(begin)

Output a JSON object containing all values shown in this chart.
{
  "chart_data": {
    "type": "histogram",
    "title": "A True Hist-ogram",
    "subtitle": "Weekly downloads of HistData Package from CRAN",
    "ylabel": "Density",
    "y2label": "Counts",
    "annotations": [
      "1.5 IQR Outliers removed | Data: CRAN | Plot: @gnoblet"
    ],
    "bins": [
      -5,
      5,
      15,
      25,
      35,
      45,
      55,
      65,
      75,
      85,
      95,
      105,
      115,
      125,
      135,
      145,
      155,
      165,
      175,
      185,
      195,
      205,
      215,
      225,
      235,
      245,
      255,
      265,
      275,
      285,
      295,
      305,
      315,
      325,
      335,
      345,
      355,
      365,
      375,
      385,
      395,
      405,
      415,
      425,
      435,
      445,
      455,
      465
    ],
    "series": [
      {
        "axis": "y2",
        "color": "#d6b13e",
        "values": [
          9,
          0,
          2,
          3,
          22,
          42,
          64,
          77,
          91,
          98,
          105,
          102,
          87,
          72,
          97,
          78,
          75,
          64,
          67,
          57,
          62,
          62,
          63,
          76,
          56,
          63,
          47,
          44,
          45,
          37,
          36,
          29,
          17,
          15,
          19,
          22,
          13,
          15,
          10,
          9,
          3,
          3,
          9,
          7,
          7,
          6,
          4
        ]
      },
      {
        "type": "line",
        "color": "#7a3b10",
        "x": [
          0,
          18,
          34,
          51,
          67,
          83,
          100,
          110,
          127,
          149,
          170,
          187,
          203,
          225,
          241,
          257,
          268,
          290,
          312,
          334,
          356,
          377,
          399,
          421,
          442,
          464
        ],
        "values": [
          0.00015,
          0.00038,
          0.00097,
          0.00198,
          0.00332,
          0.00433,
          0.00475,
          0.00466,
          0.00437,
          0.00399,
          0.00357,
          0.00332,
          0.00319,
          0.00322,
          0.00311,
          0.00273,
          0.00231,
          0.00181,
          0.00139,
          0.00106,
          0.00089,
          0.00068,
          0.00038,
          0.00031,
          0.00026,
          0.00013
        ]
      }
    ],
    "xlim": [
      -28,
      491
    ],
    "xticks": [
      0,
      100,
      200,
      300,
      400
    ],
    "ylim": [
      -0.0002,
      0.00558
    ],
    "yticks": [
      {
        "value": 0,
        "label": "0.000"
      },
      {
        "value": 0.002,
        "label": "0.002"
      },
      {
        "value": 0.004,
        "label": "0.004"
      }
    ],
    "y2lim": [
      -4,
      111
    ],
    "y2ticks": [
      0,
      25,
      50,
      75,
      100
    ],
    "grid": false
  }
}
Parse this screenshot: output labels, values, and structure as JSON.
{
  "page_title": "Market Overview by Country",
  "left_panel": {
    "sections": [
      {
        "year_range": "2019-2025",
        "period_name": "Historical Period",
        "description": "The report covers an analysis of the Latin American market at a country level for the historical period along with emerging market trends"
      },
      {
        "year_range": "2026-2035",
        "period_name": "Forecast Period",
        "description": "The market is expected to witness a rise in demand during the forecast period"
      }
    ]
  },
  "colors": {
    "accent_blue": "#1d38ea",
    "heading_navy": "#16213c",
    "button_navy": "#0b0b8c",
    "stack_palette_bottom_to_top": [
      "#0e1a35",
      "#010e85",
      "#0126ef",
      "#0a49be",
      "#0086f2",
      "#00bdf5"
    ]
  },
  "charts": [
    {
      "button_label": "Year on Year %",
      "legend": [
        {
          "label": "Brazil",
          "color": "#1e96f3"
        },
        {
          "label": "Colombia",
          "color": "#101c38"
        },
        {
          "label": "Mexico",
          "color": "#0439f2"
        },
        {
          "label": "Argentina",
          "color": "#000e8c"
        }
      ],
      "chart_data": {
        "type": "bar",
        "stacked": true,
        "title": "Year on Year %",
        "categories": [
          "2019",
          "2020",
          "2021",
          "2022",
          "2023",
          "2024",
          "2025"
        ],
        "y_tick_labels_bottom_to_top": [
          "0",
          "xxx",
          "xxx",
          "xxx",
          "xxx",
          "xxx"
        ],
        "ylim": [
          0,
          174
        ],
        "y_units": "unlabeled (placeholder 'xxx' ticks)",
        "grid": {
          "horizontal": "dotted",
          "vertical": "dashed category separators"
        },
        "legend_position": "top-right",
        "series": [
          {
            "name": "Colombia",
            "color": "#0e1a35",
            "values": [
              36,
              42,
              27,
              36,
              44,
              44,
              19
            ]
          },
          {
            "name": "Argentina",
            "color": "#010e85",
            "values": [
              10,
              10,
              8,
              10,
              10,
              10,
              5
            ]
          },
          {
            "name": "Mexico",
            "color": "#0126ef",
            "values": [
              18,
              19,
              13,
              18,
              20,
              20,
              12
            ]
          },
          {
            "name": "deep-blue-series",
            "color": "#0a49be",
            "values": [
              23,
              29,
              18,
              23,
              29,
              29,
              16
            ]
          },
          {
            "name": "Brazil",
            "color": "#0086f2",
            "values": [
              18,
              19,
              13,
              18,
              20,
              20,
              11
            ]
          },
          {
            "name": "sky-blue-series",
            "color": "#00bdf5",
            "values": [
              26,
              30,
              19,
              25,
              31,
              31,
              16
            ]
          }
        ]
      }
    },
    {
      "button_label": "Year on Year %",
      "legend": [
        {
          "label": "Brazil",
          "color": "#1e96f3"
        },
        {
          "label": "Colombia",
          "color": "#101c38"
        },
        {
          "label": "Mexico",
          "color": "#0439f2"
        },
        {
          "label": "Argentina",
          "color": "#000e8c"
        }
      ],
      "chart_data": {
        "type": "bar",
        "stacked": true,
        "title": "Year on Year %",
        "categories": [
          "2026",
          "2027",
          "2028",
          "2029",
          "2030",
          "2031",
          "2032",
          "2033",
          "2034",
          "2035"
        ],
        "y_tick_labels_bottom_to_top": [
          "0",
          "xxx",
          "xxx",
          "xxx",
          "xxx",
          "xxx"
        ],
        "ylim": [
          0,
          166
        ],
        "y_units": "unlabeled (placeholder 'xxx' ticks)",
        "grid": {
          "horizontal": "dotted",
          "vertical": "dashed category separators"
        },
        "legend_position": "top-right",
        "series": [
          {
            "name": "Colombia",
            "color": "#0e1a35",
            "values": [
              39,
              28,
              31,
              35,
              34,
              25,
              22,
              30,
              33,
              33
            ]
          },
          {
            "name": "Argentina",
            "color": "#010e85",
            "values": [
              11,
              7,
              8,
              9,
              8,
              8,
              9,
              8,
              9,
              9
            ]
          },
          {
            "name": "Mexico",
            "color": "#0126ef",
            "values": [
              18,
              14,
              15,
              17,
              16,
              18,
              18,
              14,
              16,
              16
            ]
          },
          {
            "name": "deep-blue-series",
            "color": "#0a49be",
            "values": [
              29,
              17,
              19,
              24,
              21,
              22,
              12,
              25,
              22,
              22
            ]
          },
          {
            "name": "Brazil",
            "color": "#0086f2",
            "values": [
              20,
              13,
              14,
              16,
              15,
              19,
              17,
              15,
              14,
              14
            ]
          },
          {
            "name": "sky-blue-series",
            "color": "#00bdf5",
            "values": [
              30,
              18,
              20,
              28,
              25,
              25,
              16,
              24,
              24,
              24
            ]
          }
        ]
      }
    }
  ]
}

(end)

Print out every entry, keeping each one exact.

Output a JSON object containing all values shown in this chart.
{
  "chart_data": {
    "type": "histogram",
    "title": "A True Hist-ogram",
    "subtitle": "Weekly downloads of HistData Package from CRAN",
    "ylabel": "Density",
    "y2label": "Counts",
    "annotations": [
      "1.5 IQR Outliers removed | Data: CRAN | Plot: @gnoblet"
    ],
    "bins": [
      -5,
      5,
      15,
      25,
      35,
      45,
      55,
      65,
      75,
      85,
      95,
      105,
      115,
      125,
      135,
      145,
      155,
      165,
      175,
      185,
      195,
      205,
      215,
      225,
      235,
      245,
      255,
      265,
      275,
      285,
      295,
      305,
      315,
      325,
      335,
      345,
      355,
      365,
      375,
      385,
      395,
      405,
      415,
      425,
      435,
      445,
      455,
      465
    ],
    "series": [
      {
        "axis": "y2",
        "color": "#d6b13e",
        "values": [
          9,
          0,
          2,
          3,
          22,
          42,
          64,
          77,
          91,
          98,
          105,
          102,
          87,
          72,
          97,
          78,
          75,
          64,
          67,
          57,
          62,
          62,
          63,
          76,
          56,
          63,
          47,
          44,
          45,
          37,
          36,
          29,
          17,
          15,
          19,
          22,
          13,
          15,
          10,
          9,
          3,
          3,
          9,
          7,
          7,
          6,
          4
        ]
      },
      {
        "type": "line",
        "color": "#7a3b10",
        "x": [
          0,
          18,
          34,
          51,
          67,
          83,
          100,
          110,
          127,
          149,
          170,
          187,
          203,
          225,
          241,
          257,
          268,
          290,
          312,
          334,
          356,
          377,
          399,
          421,
          442,
          464
        ],
        "values": [
          0.00015,
          0.00038,
          0.00097,
          0.00198,
          0.00332,
          0.00433,
          0.00475,
          0.00466,
          0.00437,
          0.00399,
          0.00357,
          0.00332,
          0.00319,
          0.00322,
          0.00311,
          0.00273,
          0.00231,
          0.00181,
          0.00139,
          0.00106,
          0.00089,
          0.00068,
          0.00038,
          0.00031,
          0.00026,
          0.00013
        ]
      }
    ],
    "xlim": [
      -28,
      491
    ],
    "xticks": [
      0,
      100,
      200,
      300,
      400
    ],
    "ylim": [
      -0.0002,
      0.00558
    ],
    "yticks": [
      {
        "value": 0,
        "label": "0.000"
      },
      {
        "value": 0.002,
        "label": "0.002"
      },
      {
        "value": 0.004,
        "label": "0.004"
      }
    ],
    "y2lim": [
      -4,
      111
    ],
    "y2ticks": [
      0,
      25,
      50,
      75,
      100
    ],
    "grid": false
  }
}
Parse this screenshot: output labels, values, and structure as JSON.
{
  "page_title": "Market Overview by Country",
  "left_panel": {
    "sections": [
      {
        "year_range": "2019-2025",
        "period_name": "Historical Period",
        "description": "The report covers an analysis of the Latin American market at a country level for the historical period along with emerging market trends"
      },
      {
        "year_range": "2026-2035",
        "period_name": "Forecast Period",
        "description": "The market is expected to witness a rise in demand during the forecast period"
      }
    ]
  },
  "colors": {
    "accent_blue": "#1d38ea",
    "heading_navy": "#16213c",
    "button_navy": "#0b0b8c",
    "stack_palette_bottom_to_top": [
      "#0e1a35",
      "#010e85",
      "#0126ef",
      "#0a49be",
      "#0086f2",
      "#00bdf5"
    ]
  },
  "charts": [
    {
      "button_label": "Year on Year %",
      "legend": [
        {
          "label": "Brazil",
          "color": "#1e96f3"
        },
        {
          "label": "Colombia",
          "color": "#101c38"
        },
        {
          "label": "Mexico",
          "color": "#0439f2"
        },
        {
          "label": "Argentina",
          "color": "#000e8c"
        }
      ],
      "chart_data": {
        "type": "bar",
        "stacked": true,
        "title": "Year on Year %",
        "categories": [
          "2019",
          "2020",
          "2021",
          "2022",
          "2023",
          "2024",
          "2025"
        ],
        "y_tick_labels_bottom_to_top": [
          "0",
          "xxx",
          "xxx",
          "xxx",
          "xxx",
          "xxx"
        ],
        "ylim": [
          0,
          174
        ],
        "y_units": "unlabeled (placeholder 'xxx' ticks)",
        "grid": {
          "horizontal": "dotted",
          "vertical": "dashed category separators"
        },
        "legend_position": "top-right",
        "series": [
          {
            "name": "Colombia",
            "color": "#0e1a35",
            "values": [
              36,
              42,
              27,
              36,
              44,
              44,
              19
            ]
          },
          {
            "name": "Argentina",
            "color": "#010e85",
            "values": [
              10,
              10,
              8,
              10,
              10,
              10,
              5
            ]
          },
          {
            "name": "Mexico",
            "color": "#0126ef",
            "values": [
              18,
              19,
              13,
              18,
              20,
              20,
              12
            ]
          },
          {
            "name": "deep-blue-series",
            "color": "#0a49be",
            "values": [
              23,
              29,
              18,
              23,
              29,
              29,
              16
            ]
          },
          {
            "name": "Brazil",
            "color": "#0086f2",
            "values": [
              18,
              19,
              13,
              18,
              20,
              20,
              11
            ]
          },
          {
            "name": "sky-blue-series",
            "color": "#00bdf5",
            "values": [
              26,
              30,
              19,
              25,
              31,
              31,
              16
            ]
          }
        ]
      }
    },
    {
      "button_label": "Year on Year %",
      "legend": [
        {
          "label": "Brazil",
          "color": "#1e96f3"
        },
        {
          "label": "Colombia",
          "color": "#101c38"
        },
        {
          "label": "Mexico",
          "color": "#0439f2"
        },
        {
          "label": "Argentina",
          "color": "#000e8c"
        }
      ],
      "chart_data": {
        "type": "bar",
        "stacked": true,
        "title": "Year on Year %",
        "categories": [
          "2026",
          "2027",
          "2028",
          "2029",
          "2030",
          "2031",
          "2032",
          "2033",
          "2034",
          "2035"
        ],
        "y_tick_labels_bottom_to_top": [
          "0",
          "xxx",
          "xxx",
          "xxx",
          "xxx",
          "xxx"
        ],
        "ylim": [
          0,
          166
        ],
        "y_units": "unlabeled (placeholder 'xxx' ticks)",
        "grid": {
          "horizontal": "dotted",
          "vertical": "dashed category separators"
        },
        "legend_position": "top-right",
        "series": [
          {
            "name": "Colombia",
            "color": "#0e1a35",
            "values": [
              39,
              28,
              31,
              35,
              34,
              25,
              22,
              30,
              33,
              33
            ]
          },
          {
            "name": "Argentina",
            "color": "#010e85",
            "values": [
              11,
              7,
              8,
              9,
              8,
              8,
              9,
              8,
              9,
              9
            ]
          },
          {
            "name": "Mexico",
            "color": "#0126ef",
            "values": [
              18,
              14,
              15,
              17,
              16,
              18,
              18,
              14,
              16,
              16
            ]
          },
          {
            "name": "deep-blue-series",
            "color": "#0a49be",
            "values": [
              29,
              17,
              19,
              24,
              21,
              22,
              12,
              25,
              22,
              22
            ]
          },
          {
            "name": "Brazil",
            "color": "#0086f2",
            "values": [
              20,
              13,
              14,
              16,
              15,
              19,
              17,
              15,
              14,
              14
            ]
          },
          {
            "name": "sky-blue-series",
            "color": "#00bdf5",
            "values": [
              30,
              18,
              20,
              28,
              25,
              25,
              16,
              24,
              24,
              24
            ]
          }
        ]
      }
    }
  ]
}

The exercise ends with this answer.